* YOUR TASK
Copy out each line below exactly as it appears.

* DATA SUPPLIED
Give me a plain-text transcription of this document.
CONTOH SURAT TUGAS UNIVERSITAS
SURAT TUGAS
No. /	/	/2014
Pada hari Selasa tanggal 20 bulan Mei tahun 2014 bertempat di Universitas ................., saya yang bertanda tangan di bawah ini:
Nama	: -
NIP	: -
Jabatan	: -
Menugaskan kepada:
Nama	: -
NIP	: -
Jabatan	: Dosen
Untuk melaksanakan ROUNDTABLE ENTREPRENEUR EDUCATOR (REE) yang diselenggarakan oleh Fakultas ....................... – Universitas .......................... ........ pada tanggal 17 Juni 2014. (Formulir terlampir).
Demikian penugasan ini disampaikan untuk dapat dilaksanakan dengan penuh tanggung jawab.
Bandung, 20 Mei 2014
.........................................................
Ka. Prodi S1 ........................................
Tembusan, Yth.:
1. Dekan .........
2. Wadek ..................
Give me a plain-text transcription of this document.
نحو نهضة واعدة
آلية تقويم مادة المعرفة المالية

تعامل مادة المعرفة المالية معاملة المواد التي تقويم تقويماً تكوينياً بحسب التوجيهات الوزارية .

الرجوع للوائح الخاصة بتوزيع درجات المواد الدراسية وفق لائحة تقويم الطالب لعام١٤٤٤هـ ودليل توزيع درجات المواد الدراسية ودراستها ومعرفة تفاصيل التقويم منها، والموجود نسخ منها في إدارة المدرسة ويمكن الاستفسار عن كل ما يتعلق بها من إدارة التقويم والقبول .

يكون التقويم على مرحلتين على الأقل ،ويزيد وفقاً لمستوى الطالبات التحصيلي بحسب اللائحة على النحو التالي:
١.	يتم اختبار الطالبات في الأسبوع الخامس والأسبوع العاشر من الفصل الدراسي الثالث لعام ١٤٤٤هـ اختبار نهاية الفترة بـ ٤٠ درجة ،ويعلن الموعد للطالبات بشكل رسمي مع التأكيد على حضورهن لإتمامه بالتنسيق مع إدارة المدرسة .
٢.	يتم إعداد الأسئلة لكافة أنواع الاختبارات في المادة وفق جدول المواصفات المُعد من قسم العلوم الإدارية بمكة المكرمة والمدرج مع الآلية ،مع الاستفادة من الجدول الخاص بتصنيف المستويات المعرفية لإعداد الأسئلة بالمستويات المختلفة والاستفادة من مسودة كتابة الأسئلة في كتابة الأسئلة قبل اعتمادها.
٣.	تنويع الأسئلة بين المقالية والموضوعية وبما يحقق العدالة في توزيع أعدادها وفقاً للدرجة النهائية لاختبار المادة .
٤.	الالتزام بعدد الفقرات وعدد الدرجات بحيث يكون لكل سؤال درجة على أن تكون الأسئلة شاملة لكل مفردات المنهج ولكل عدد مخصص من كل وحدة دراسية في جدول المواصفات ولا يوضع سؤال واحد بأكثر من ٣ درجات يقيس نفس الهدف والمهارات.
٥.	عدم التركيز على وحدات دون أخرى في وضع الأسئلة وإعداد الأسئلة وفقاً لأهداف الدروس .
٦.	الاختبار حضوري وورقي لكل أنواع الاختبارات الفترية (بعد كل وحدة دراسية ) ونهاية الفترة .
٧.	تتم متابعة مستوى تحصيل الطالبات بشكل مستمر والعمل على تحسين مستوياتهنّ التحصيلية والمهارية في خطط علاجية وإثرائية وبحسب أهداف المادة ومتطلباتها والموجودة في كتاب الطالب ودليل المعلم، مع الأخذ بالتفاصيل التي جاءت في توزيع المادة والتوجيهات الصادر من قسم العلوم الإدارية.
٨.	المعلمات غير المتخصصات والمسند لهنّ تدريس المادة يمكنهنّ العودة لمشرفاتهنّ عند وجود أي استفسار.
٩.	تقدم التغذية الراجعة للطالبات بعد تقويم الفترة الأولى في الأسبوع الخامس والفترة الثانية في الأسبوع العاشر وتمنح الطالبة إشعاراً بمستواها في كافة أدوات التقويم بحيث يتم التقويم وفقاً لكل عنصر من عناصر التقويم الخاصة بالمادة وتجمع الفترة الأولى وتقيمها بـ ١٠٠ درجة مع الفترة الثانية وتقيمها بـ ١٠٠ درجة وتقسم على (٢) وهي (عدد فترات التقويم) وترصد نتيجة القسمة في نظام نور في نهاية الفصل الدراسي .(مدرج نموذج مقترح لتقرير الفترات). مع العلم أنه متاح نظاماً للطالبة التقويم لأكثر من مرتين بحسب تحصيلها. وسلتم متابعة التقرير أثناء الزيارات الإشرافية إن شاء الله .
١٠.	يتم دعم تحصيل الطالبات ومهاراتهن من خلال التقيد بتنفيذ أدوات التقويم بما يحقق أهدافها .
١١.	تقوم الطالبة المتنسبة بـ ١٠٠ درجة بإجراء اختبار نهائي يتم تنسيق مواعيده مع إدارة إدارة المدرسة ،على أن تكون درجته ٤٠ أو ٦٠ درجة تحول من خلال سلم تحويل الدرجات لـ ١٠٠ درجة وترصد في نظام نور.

* THE RESULT
Give me a plain-text transcription of this document.
CONTOH SURAT TUGAS UNIVERSITAS
SURAT TUGAS
No. /	/	/2014
Pada hari Selasa tanggal 20 bulan Mei tahun 2014 bertempat di Universitas ................., saya yang bertanda tangan di bawah ini:
Nama	: -
NIP	: -
Jabatan	: -
Menugaskan kepada:
Nama	: -
NIP	: -
Jabatan	: Dosen
Untuk melaksanakan ROUNDTABLE ENTREPRENEUR EDUCATOR (REE) yang diselenggarakan oleh Fakultas ....................... – Universitas .......................... ........ pada tanggal 17 Juni 2014. (Formulir terlampir).
Demikian penugasan ini disampaikan untuk dapat dilaksanakan dengan penuh tanggung jawab.
Bandung, 20 Mei 2014
.........................................................
Ka. Prodi S1 ........................................
Tembusan, Yth.:
1. Dekan .........
2. Wadek ..................
Give me a plain-text transcription of this document.
نحو نهضة واعدة
آلية تقويم مادة المعرفة المالية

تعامل مادة المعرفة المالية معاملة المواد التي تقويم تقويماً تكوينياً بحسب التوجيهات الوزارية .

الرجوع للوائح الخاصة بتوزيع درجات المواد الدراسية وفق لائحة تقويم الطالب لعام١٤٤٤هـ ودليل توزيع درجات المواد الدراسية ودراستها ومعرفة تفاصيل التقويم منها، والموجود نسخ منها في إدارة المدرسة ويمكن الاستفسار عن كل ما يتعلق بها من إدارة التقويم والقبول .

يكون التقويم على مرحلتين على الأقل ،ويزيد وفقاً لمستوى الطالبات التحصيلي بحسب اللائحة على النحو التالي:
١.	يتم اختبار الطالبات في الأسبوع الخامس والأسبوع العاشر من الفصل الدراسي الثالث لعام ١٤٤٤هـ اختبار نهاية الفترة بـ ٤٠ درجة ،ويعلن الموعد للطالبات بشكل رسمي مع التأكيد على حضورهن لإتمامه بالتنسيق مع إدارة المدرسة .
٢.	يتم إعداد الأسئلة لكافة أنواع الاختبارات في المادة وفق جدول المواصفات المُعد من قسم العلوم الإدارية بمكة المكرمة والمدرج مع الآلية ،مع الاستفادة من الجدول الخاص بتصنيف المستويات المعرفية لإعداد الأسئلة بالمستويات المختلفة والاستفادة من مسودة كتابة الأسئلة في كتابة الأسئلة قبل اعتمادها.
٣.	تنويع الأسئلة بين المقالية والموضوعية وبما يحقق العدالة في توزيع أعدادها وفقاً للدرجة النهائية لاختبار المادة .
٤.	الالتزام بعدد الفقرات وعدد الدرجات بحيث يكون لكل سؤال درجة على أن تكون الأسئلة شاملة لكل مفردات المنهج ولكل عدد مخصص من كل وحدة دراسية في جدول المواصفات ولا يوضع سؤال واحد بأكثر من ٣ درجات يقيس نفس الهدف والمهارات.
٥.	عدم التركيز على وحدات دون أخرى في وضع الأسئلة وإعداد الأسئلة وفقاً لأهداف الدروس .
٦.	الاختبار حضوري وورقي لكل أنواع الاختبارات الفترية (بعد كل وحدة دراسية ) ونهاية الفترة .
٧.	تتم متابعة مستوى تحصيل الطالبات بشكل مستمر والعمل على تحسين مستوياتهنّ التحصيلية والمهارية في خطط علاجية وإثرائية وبحسب أهداف المادة ومتطلباتها والموجودة في كتاب الطالب ودليل المعلم، مع الأخذ بالتفاصيل التي جاءت في توزيع المادة والتوجيهات الصادر من قسم العلوم الإدارية.
٨.	المعلمات غير المتخصصات والمسند لهنّ تدريس المادة يمكنهنّ العودة لمشرفاتهنّ عند وجود أي استفسار.
٩.	تقدم التغذية الراجعة للطالبات بعد تقويم الفترة الأولى في الأسبوع الخامس والفترة الثانية في الأسبوع العاشر وتمنح الطالبة إشعاراً بمستواها في كافة أدوات التقويم بحيث يتم التقويم وفقاً لكل عنصر من عناصر التقويم الخاصة بالمادة وتجمع الفترة الأولى وتقيمها بـ ١٠٠ درجة مع الفترة الثانية وتقيمها بـ ١٠٠ درجة وتقسم على (٢) وهي (عدد فترات التقويم) وترصد نتيجة القسمة في نظام نور في نهاية الفصل الدراسي .(مدرج نموذج مقترح لتقرير الفترات). مع العلم أنه متاح نظاماً للطالبة التقويم لأكثر من مرتين بحسب تحصيلها. وسلتم متابعة التقرير أثناء الزيارات الإشرافية إن شاء الله .
١٠.	يتم دعم تحصيل الطالبات ومهاراتهن من خلال التقيد بتنفيذ أدوات التقويم بما يحقق أهدافها .
١١.	تقوم الطالبة المتنسبة بـ ١٠٠ درجة بإجراء اختبار نهائي يتم تنسيق مواعيده مع إدارة إدارة المدرسة ،على أن تكون درجته ٤٠ أو ٦٠ درجة تحول من خلال سلم تحويل الدرجات لـ ١٠٠ درجة وترصد في نظام نور.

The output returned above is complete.